### Problem to solve:
Write out the lines between the one containing "table-row: Япония 5" and the one containing "table-header-row: 2020 2021", inclusive, with "Франция" replaced by "Испания" and nothing else changed.

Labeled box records

..........

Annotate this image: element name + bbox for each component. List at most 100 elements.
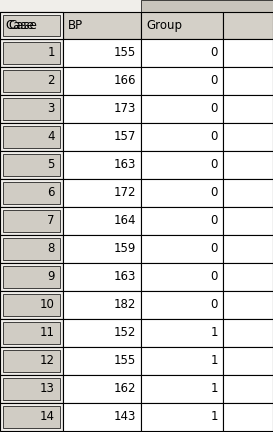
Bar xyxy=(141,263,223,291)
Text: 163: 163 xyxy=(114,159,136,172)
Bar xyxy=(0,95,63,123)
Bar xyxy=(223,291,273,319)
Text: 173: 173 xyxy=(114,102,136,115)
Bar xyxy=(3,154,60,176)
Text: 143: 143 xyxy=(114,410,136,423)
Bar xyxy=(141,67,223,95)
Text: 164: 164 xyxy=(114,215,136,228)
Text: 0: 0 xyxy=(211,159,218,172)
Bar xyxy=(3,350,60,372)
Text: 172: 172 xyxy=(114,187,136,200)
Bar xyxy=(223,207,273,235)
Text: 155: 155 xyxy=(114,355,136,368)
Bar xyxy=(141,151,223,179)
Bar xyxy=(3,378,60,400)
Text: 0: 0 xyxy=(211,270,218,283)
Bar xyxy=(63,319,141,347)
Bar xyxy=(63,403,141,431)
Bar xyxy=(63,207,141,235)
Bar xyxy=(0,263,63,291)
Bar xyxy=(63,375,141,403)
Bar xyxy=(223,151,273,179)
Bar xyxy=(223,347,273,375)
Text: 1: 1 xyxy=(210,382,218,396)
Bar xyxy=(0,207,63,235)
Bar xyxy=(141,207,223,235)
Bar xyxy=(223,235,273,263)
Text: 4: 4 xyxy=(48,130,55,143)
Bar xyxy=(3,70,60,92)
Text: 1: 1 xyxy=(210,355,218,368)
Text: BP: BP xyxy=(68,19,83,32)
Bar xyxy=(223,319,273,347)
Bar xyxy=(141,39,223,67)
Text: 1: 1 xyxy=(48,47,55,60)
Bar xyxy=(141,319,223,347)
Bar xyxy=(223,12,273,39)
Bar xyxy=(3,294,60,316)
Bar xyxy=(0,151,63,179)
Text: 12: 12 xyxy=(40,355,55,368)
Text: 2: 2 xyxy=(48,74,55,88)
Bar xyxy=(63,235,141,263)
Bar xyxy=(3,238,60,260)
Bar xyxy=(141,0,273,12)
Text: Case: Case xyxy=(8,19,37,32)
Text: 1: 1 xyxy=(210,410,218,423)
Text: 152: 152 xyxy=(114,327,136,340)
Text: 0: 0 xyxy=(211,215,218,228)
Text: 5: 5 xyxy=(48,159,55,172)
Bar xyxy=(141,235,223,263)
Bar xyxy=(63,67,141,95)
Text: 7: 7 xyxy=(48,215,55,228)
Text: 0: 0 xyxy=(211,102,218,115)
Bar xyxy=(141,12,223,39)
Bar xyxy=(223,263,273,291)
Bar xyxy=(223,39,273,67)
Text: 13: 13 xyxy=(40,382,55,396)
Bar xyxy=(223,179,273,207)
Text: 0: 0 xyxy=(211,242,218,255)
Bar xyxy=(0,403,63,431)
Bar xyxy=(141,95,223,123)
Text: Group: Group xyxy=(146,19,182,32)
Bar xyxy=(3,126,60,148)
Bar xyxy=(0,12,63,39)
Bar xyxy=(63,151,141,179)
Bar xyxy=(141,123,223,151)
Bar xyxy=(223,375,273,403)
Text: 6: 6 xyxy=(48,187,55,200)
Bar xyxy=(63,12,141,39)
Text: 0: 0 xyxy=(211,47,218,60)
Text: 163: 163 xyxy=(114,270,136,283)
Bar xyxy=(63,263,141,291)
Bar xyxy=(0,319,63,347)
Bar xyxy=(0,375,63,403)
Bar xyxy=(0,347,63,375)
Bar xyxy=(63,95,141,123)
Bar xyxy=(3,406,60,428)
Bar xyxy=(0,39,63,67)
Bar xyxy=(63,347,141,375)
Bar xyxy=(3,15,60,36)
Bar xyxy=(141,291,223,319)
Text: 3: 3 xyxy=(48,102,55,115)
Text: 0: 0 xyxy=(211,130,218,143)
Bar xyxy=(223,67,273,95)
Text: 166: 166 xyxy=(114,74,136,88)
Text: 159: 159 xyxy=(114,242,136,255)
Bar xyxy=(3,98,60,120)
Text: 155: 155 xyxy=(114,47,136,60)
Text: Case: Case xyxy=(5,19,34,32)
Bar xyxy=(63,39,141,67)
Bar xyxy=(141,375,223,403)
Bar xyxy=(63,123,141,151)
Bar xyxy=(0,123,63,151)
Text: 157: 157 xyxy=(114,130,136,143)
Bar xyxy=(63,179,141,207)
Bar xyxy=(223,95,273,123)
Text: 182: 182 xyxy=(114,299,136,311)
Text: 14: 14 xyxy=(40,410,55,423)
Bar xyxy=(3,182,60,204)
Bar xyxy=(3,210,60,232)
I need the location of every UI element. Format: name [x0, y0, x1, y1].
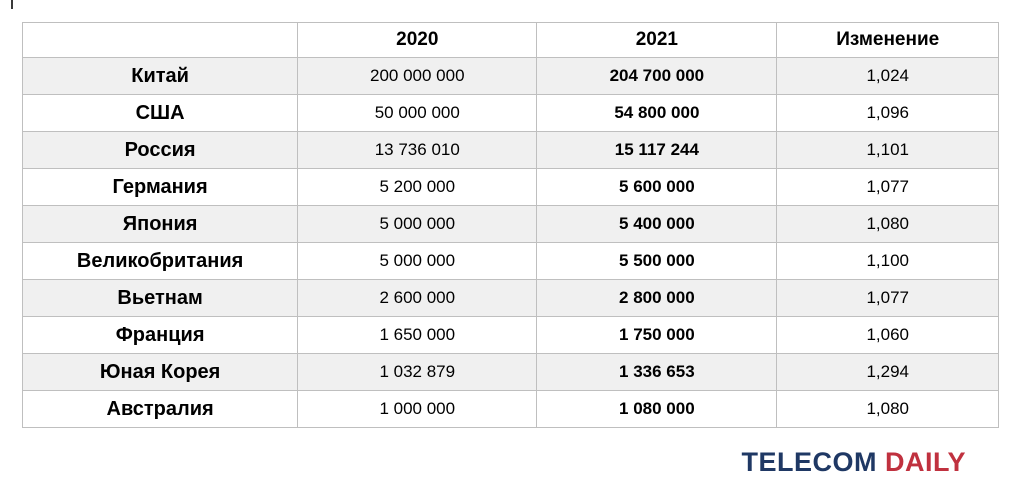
table-row: Япония 5 000 000 5 400 000 1,080	[21, 205, 999, 243]
country-cell: Россия	[21, 131, 299, 169]
change-cell: 1,077	[776, 279, 999, 317]
country-cell: Франция	[21, 316, 299, 354]
change-cell: 1,101	[776, 131, 999, 169]
change-cell: 1,080	[776, 390, 999, 428]
header-change: Изменение	[776, 22, 999, 58]
value-2020-cell: 200 000 000	[297, 57, 538, 95]
value-2020-cell: 1 032 879	[297, 353, 538, 391]
header-country	[21, 22, 299, 58]
value-2020-cell: 2 600 000	[297, 279, 538, 317]
table-row: Россия 13 736 010 15 117 244 1,101	[21, 131, 999, 169]
table-row: Юная Корея 1 032 879 1 336 653 1,294	[21, 353, 999, 391]
change-cell: 1,100	[776, 242, 999, 280]
table-row: США 50 000 000 54 800 000 1,096	[21, 94, 999, 132]
table-row: Франция 1 650 000 1 750 000 1,060	[21, 316, 999, 354]
telecom-daily-logo: TELECOM DAILY	[741, 447, 966, 478]
value-2021-cell: 1 080 000	[536, 390, 778, 428]
table-row: Германия 5 200 000 5 600 000 1,077	[21, 168, 999, 206]
table-header-row: 2020 2021 Изменение	[21, 22, 999, 58]
table-row: Вьетнам 2 600 000 2 800 000 1,077	[21, 279, 999, 317]
country-cell: Япония	[21, 205, 299, 243]
value-2021-cell: 5 600 000	[536, 168, 778, 206]
country-cell: Юная Корея	[21, 353, 299, 391]
value-2021-cell: 1 336 653	[536, 353, 778, 391]
table-row: Австралия 1 000 000 1 080 000 1,080	[21, 390, 999, 428]
value-2020-cell: 13 736 010	[297, 131, 538, 169]
logo-word-telecom: TELECOM	[741, 447, 877, 477]
value-2021-cell: 5 500 000	[536, 242, 778, 280]
subscribers-table: 2020 2021 Изменение Китай 200 000 000 204 …	[21, 22, 999, 428]
value-2021-cell: 15 117 244	[536, 131, 778, 169]
country-cell: Вьетнам	[21, 279, 299, 317]
stray-tick-mark	[11, 0, 13, 9]
value-2021-cell: 1 750 000	[536, 316, 778, 354]
value-2020-cell: 1 650 000	[297, 316, 538, 354]
country-cell: США	[21, 94, 299, 132]
table-row: Великобритания 5 000 000 5 500 000 1,100	[21, 242, 999, 280]
value-2021-cell: 2 800 000	[536, 279, 778, 317]
change-cell: 1,080	[776, 205, 999, 243]
table-header: 2020 2021 Изменение	[21, 22, 999, 58]
country-cell: Китай	[21, 57, 299, 95]
table-row: Китай 200 000 000 204 700 000 1,024	[21, 57, 999, 95]
header-2020: 2020	[297, 22, 538, 58]
country-cell: Германия	[21, 168, 299, 206]
change-cell: 1,096	[776, 94, 999, 132]
change-cell: 1,060	[776, 316, 999, 354]
value-2021-cell: 54 800 000	[536, 94, 778, 132]
value-2020-cell: 5 200 000	[297, 168, 538, 206]
value-2020-cell: 50 000 000	[297, 94, 538, 132]
value-2020-cell: 1 000 000	[297, 390, 538, 428]
value-2020-cell: 5 000 000	[297, 205, 538, 243]
logo-word-daily: DAILY	[884, 447, 966, 477]
value-2021-cell: 204 700 000	[536, 57, 778, 95]
value-2021-cell: 5 400 000	[536, 205, 778, 243]
country-cell: Австралия	[21, 390, 299, 428]
table-body: Китай 200 000 000 204 700 000 1,024 США 50 00…	[21, 57, 999, 428]
change-cell: 1,077	[776, 168, 999, 206]
value-2020-cell: 5 000 000	[297, 242, 538, 280]
header-2021: 2021	[536, 22, 778, 58]
change-cell: 1,024	[776, 57, 999, 95]
country-cell: Великобритания	[21, 242, 299, 280]
change-cell: 1,294	[776, 353, 999, 391]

..........

### Complete output:
table-row: Япония 5 000 000 5 400 000 1,080	[21, 205, 999, 243]
country-cell: Россия	[21, 131, 299, 169]
change-cell: 1,077	[776, 279, 999, 317]
country-cell: Испания	[21, 316, 299, 354]
change-cell: 1,101	[776, 131, 999, 169]
change-cell: 1,080	[776, 390, 999, 428]
header-change: Изменение	[776, 22, 999, 58]
value-2020-cell: 200 000 000	[297, 57, 538, 95]
value-2020-cell: 1 032 879	[297, 353, 538, 391]
header-country	[21, 22, 299, 58]
value-2020-cell: 2 600 000	[297, 279, 538, 317]
table-row: Россия 13 736 010 15 117 244 1,101	[21, 131, 999, 169]
table-row: Юная Корея 1 032 879 1 336 653 1,294	[21, 353, 999, 391]
change-cell: 1,100	[776, 242, 999, 280]
table-row: США 50 000 000 54 800 000 1,096	[21, 94, 999, 132]
table-row: Испания 1 650 000 1 750 000 1,060	[21, 316, 999, 354]
telecom-daily-logo: TELECOM DAILY	[741, 447, 966, 478]
value-2021-cell: 1 080 000	[536, 390, 778, 428]
table-row: Германия 5 200 000 5 600 000 1,077	[21, 168, 999, 206]
table-header-row: 2020 2021 Изменение	[21, 22, 999, 58]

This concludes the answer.